State how many lines of the entries hold the string "research". Reply with the number alone.

'''

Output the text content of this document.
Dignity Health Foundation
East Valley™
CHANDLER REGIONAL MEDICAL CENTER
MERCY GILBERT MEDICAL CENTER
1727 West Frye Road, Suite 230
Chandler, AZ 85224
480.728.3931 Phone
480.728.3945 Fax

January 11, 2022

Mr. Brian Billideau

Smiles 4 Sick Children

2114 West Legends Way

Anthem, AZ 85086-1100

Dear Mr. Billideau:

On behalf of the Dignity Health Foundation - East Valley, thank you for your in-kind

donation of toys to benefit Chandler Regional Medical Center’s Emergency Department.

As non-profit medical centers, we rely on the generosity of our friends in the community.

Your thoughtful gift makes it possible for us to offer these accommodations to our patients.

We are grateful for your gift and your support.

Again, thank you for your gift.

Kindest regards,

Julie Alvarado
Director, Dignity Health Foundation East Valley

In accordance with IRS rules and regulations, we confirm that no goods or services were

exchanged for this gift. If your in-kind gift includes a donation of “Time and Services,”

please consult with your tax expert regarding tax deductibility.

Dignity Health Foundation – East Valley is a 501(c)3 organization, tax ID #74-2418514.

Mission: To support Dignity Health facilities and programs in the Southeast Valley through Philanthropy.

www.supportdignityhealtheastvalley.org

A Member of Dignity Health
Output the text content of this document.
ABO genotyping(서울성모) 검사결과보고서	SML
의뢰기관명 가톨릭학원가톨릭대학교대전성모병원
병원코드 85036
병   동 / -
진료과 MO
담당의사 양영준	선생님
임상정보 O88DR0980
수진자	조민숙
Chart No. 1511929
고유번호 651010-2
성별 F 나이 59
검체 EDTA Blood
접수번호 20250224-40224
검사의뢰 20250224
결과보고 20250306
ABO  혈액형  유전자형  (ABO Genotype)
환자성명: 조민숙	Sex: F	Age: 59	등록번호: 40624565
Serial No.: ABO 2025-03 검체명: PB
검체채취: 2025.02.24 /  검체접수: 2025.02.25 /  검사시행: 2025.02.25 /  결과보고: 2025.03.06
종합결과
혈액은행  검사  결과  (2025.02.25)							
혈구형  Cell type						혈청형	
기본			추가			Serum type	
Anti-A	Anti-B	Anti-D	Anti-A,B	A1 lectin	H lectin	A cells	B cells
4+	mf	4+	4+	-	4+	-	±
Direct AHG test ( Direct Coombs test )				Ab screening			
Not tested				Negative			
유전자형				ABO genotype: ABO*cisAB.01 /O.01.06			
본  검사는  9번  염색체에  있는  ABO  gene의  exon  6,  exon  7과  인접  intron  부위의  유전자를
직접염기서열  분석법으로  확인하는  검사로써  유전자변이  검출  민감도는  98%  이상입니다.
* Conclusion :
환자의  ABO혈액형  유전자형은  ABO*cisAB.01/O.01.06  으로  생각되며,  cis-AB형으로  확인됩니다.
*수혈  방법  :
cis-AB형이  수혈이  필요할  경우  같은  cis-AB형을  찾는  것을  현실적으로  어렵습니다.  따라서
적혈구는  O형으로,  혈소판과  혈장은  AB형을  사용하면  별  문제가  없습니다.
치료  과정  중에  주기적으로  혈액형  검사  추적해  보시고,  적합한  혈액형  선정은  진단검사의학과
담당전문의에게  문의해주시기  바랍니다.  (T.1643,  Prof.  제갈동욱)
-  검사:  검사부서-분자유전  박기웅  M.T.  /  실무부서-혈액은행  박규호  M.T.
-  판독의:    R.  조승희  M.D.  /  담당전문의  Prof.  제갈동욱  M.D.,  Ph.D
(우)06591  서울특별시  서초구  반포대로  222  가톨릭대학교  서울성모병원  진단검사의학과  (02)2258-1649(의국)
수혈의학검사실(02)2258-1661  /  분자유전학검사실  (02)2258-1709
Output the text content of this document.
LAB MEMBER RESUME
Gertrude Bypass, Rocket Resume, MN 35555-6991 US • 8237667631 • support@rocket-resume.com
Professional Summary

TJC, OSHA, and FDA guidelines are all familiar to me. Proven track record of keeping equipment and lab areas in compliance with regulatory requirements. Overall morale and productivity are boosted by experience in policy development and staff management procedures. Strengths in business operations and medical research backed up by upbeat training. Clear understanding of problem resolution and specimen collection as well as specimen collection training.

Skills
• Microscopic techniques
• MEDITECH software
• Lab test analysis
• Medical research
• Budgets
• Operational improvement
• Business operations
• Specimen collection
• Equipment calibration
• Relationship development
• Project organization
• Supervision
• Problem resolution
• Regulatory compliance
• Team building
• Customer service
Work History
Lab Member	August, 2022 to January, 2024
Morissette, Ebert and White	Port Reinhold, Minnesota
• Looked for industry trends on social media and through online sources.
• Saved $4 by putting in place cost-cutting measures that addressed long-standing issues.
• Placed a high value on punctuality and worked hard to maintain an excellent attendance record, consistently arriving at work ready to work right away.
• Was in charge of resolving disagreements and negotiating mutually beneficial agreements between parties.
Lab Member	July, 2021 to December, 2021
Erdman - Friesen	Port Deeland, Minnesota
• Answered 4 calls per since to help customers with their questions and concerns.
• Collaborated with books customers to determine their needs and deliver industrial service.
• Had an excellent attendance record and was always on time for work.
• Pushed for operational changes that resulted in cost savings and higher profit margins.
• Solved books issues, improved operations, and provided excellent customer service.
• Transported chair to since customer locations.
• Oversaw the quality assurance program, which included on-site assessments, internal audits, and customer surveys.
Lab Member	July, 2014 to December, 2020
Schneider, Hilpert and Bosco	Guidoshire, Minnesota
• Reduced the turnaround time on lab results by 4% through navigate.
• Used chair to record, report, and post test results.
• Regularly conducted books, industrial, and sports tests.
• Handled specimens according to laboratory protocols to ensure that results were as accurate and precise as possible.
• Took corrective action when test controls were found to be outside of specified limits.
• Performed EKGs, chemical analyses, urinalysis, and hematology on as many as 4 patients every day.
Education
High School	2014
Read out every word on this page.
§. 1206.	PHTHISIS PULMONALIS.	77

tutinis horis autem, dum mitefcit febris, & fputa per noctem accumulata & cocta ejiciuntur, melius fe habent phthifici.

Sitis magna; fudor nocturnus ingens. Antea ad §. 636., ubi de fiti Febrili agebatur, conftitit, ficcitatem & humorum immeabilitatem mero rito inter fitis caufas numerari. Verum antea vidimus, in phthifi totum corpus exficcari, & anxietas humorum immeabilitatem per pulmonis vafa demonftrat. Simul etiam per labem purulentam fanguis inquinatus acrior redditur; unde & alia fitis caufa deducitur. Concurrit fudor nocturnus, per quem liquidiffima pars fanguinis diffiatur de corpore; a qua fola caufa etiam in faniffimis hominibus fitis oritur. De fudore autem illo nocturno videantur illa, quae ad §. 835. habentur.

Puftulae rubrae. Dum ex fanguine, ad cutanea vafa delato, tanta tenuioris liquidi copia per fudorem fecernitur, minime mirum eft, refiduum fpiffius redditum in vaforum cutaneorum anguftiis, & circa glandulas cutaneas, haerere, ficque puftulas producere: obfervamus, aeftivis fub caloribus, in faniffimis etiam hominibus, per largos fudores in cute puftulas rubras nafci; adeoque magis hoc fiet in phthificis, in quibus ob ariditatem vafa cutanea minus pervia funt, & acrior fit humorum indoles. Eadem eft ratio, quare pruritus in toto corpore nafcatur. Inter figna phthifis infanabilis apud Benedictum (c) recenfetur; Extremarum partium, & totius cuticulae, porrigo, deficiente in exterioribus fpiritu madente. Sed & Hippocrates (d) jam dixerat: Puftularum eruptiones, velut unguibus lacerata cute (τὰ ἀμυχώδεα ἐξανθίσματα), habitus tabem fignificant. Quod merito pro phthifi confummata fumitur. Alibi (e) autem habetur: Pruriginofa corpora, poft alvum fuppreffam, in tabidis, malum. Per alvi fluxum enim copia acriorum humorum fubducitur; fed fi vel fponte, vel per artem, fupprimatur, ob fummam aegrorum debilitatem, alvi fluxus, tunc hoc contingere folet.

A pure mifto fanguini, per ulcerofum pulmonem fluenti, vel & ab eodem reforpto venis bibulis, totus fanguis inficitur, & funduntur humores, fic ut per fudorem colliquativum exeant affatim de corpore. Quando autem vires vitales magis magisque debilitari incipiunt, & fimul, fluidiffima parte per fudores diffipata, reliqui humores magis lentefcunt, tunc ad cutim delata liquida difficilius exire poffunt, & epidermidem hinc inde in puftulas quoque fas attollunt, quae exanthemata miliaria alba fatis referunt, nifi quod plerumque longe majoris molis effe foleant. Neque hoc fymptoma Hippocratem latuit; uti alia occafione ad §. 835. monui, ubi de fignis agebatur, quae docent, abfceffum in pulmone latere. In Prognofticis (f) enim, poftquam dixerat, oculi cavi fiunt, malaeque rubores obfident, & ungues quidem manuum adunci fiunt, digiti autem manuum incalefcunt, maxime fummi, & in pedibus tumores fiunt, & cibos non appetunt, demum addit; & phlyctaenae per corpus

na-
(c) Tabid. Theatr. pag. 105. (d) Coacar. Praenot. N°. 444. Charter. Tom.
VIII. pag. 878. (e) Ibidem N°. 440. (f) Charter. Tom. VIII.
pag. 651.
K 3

'''

* _RESULT_: 2